■ WRITTEN TASK ■
Pick every line from the data that holds the word "subtitle".

■ DATASET RECORDS ■

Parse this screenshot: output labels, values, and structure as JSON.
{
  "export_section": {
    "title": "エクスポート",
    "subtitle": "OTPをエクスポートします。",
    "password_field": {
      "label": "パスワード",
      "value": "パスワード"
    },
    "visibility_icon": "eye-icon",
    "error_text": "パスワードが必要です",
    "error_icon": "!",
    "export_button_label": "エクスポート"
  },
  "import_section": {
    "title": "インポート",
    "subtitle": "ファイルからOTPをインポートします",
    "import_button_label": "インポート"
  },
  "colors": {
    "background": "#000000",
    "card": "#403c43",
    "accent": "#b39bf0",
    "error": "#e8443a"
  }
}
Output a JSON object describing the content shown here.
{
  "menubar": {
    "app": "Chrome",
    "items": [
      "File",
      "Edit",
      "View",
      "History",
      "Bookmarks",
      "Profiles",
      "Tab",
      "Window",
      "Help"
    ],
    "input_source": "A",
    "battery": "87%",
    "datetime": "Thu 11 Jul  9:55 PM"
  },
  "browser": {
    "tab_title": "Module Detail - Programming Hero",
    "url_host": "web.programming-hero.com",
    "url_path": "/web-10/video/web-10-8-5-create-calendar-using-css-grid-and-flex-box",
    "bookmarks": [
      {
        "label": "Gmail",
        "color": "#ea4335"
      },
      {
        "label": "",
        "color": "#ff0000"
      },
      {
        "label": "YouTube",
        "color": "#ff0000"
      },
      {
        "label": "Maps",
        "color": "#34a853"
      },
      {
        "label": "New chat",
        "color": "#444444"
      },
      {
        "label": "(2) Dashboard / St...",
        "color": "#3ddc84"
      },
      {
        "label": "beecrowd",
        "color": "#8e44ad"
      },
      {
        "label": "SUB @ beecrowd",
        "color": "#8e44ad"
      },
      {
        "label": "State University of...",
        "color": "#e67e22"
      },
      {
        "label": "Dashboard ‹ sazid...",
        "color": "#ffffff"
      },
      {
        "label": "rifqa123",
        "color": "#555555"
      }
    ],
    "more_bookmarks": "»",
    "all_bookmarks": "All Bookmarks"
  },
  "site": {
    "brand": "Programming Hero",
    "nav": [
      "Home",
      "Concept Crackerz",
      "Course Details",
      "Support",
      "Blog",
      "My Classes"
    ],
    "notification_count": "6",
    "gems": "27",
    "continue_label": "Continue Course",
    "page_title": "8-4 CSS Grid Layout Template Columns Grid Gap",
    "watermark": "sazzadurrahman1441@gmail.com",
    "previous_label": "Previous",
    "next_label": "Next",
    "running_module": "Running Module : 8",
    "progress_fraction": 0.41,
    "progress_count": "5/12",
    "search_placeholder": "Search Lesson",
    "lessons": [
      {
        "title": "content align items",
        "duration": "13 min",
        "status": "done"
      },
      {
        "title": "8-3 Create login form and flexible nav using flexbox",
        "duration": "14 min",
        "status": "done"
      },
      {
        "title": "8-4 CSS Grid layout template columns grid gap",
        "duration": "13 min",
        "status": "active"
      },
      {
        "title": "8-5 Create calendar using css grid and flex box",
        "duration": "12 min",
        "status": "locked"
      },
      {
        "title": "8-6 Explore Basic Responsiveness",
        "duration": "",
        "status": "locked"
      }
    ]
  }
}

■ FINISHED EXERCISE ■
    "subtitle": "OTPをエクスポートします。",
    "subtitle": "ファイルからOTPをインポートします",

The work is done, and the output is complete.